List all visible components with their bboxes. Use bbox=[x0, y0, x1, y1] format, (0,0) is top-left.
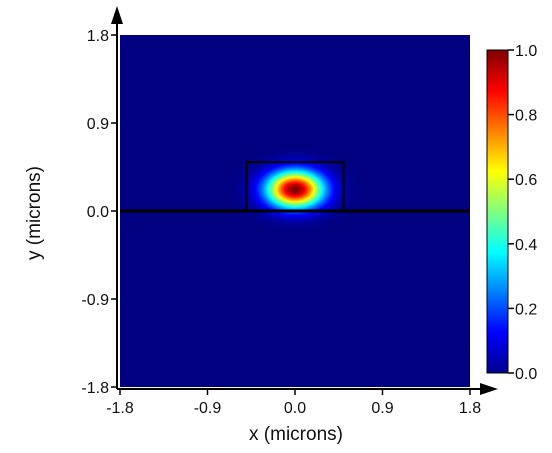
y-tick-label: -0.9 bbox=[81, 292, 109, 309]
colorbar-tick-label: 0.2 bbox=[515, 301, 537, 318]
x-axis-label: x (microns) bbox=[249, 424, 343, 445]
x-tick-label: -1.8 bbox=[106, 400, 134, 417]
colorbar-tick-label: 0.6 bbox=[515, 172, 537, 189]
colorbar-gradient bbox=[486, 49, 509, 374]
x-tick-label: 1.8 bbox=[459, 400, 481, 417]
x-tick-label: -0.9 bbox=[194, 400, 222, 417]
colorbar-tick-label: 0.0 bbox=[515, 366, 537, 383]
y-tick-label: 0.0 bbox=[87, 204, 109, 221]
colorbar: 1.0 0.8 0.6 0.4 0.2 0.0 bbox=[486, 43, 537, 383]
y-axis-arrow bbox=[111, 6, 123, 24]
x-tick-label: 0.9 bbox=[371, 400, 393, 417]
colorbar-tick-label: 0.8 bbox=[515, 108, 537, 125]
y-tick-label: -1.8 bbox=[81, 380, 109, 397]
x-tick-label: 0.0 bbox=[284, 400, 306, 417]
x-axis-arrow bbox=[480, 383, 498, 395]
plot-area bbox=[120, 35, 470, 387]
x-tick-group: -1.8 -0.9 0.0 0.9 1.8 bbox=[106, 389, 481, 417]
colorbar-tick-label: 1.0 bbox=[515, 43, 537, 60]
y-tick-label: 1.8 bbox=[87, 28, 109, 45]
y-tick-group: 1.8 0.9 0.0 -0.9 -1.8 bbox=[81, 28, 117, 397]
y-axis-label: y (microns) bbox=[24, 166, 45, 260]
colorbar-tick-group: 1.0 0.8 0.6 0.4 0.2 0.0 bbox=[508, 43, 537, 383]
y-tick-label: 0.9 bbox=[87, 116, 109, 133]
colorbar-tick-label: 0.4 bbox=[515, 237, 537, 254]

● ● ● ● ● ● ●

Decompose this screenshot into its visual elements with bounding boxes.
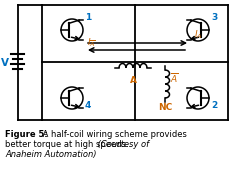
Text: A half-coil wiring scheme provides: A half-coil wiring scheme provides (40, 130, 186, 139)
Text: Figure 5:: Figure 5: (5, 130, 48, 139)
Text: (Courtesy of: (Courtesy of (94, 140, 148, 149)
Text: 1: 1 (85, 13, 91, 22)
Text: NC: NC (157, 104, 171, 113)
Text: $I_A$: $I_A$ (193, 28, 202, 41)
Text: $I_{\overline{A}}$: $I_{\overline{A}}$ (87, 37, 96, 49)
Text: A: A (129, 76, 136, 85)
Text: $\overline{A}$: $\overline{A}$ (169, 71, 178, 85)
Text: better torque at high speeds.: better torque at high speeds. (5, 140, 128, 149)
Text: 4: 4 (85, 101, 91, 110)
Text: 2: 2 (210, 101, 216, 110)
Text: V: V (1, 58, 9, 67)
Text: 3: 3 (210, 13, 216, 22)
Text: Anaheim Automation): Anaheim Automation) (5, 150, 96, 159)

● ● ● ● ● ● ●

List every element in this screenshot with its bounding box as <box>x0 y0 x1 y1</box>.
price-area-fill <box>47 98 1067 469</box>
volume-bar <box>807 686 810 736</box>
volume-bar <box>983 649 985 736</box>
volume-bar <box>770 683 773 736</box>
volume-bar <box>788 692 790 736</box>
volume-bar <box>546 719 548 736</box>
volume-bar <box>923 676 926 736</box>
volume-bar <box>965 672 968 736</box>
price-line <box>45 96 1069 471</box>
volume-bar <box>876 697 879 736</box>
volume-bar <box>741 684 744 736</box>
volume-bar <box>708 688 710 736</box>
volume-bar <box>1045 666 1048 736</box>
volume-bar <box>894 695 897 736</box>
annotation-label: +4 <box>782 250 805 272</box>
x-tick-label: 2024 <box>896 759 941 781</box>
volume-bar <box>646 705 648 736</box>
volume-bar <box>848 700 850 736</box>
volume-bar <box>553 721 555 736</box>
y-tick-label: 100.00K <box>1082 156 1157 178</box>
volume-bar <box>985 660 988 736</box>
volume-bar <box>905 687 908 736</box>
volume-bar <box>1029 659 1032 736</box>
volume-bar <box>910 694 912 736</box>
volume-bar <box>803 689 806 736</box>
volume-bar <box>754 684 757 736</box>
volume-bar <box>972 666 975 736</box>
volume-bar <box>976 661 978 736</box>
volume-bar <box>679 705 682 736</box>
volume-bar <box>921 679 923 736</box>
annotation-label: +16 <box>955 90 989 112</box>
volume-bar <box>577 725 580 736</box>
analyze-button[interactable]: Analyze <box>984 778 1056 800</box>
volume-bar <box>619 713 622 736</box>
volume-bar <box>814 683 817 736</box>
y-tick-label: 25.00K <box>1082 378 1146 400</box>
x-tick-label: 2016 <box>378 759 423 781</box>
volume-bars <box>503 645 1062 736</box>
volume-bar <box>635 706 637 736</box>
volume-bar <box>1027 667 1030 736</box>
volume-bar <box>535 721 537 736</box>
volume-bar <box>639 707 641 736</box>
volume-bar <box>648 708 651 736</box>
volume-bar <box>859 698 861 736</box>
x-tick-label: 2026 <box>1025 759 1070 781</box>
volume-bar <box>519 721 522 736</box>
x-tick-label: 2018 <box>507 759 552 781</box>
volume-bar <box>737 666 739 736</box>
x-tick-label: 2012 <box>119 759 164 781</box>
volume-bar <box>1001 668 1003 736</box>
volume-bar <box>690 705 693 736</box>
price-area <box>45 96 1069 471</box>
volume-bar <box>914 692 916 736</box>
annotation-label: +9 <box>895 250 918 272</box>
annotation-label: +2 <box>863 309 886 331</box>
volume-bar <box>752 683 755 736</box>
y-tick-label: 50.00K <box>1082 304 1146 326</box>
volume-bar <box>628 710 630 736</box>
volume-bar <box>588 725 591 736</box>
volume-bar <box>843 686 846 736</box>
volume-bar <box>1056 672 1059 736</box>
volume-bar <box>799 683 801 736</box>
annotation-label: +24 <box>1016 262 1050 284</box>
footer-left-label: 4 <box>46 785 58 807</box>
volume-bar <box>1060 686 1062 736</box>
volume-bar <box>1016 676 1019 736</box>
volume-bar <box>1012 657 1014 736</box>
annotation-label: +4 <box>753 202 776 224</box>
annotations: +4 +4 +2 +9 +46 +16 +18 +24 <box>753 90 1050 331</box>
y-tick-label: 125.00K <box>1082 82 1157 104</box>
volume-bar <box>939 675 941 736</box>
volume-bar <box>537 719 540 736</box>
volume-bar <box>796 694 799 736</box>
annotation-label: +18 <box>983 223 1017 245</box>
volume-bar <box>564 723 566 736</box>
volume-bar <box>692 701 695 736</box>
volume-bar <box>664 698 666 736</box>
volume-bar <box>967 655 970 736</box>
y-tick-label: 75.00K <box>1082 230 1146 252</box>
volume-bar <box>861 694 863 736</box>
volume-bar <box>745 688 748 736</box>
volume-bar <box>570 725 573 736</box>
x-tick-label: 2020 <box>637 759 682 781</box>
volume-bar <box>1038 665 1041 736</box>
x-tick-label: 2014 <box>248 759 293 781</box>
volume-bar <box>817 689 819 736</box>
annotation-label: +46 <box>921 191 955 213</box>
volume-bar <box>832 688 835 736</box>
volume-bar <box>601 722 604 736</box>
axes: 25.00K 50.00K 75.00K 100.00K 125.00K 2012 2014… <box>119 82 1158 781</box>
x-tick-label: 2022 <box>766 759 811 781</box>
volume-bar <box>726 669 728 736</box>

● ● ● ● ● ● ●

- [Exercise task] Rewrite the listing from the line with "List every element" up to and including the line with "volume-bar <box>788 692 790 736</box>", putting "volume-column" wherever "volume-bar" appears and keeping everything else the same.

- [Answer to this exercise]
List every element in this screenshot with its bounding box as <box>x0 y0 x1 y1</box>.
price-area-fill <box>47 98 1067 469</box>
volume-column <box>807 686 810 736</box>
volume-column <box>983 649 985 736</box>
volume-column <box>770 683 773 736</box>
volume-column <box>788 692 790 736</box>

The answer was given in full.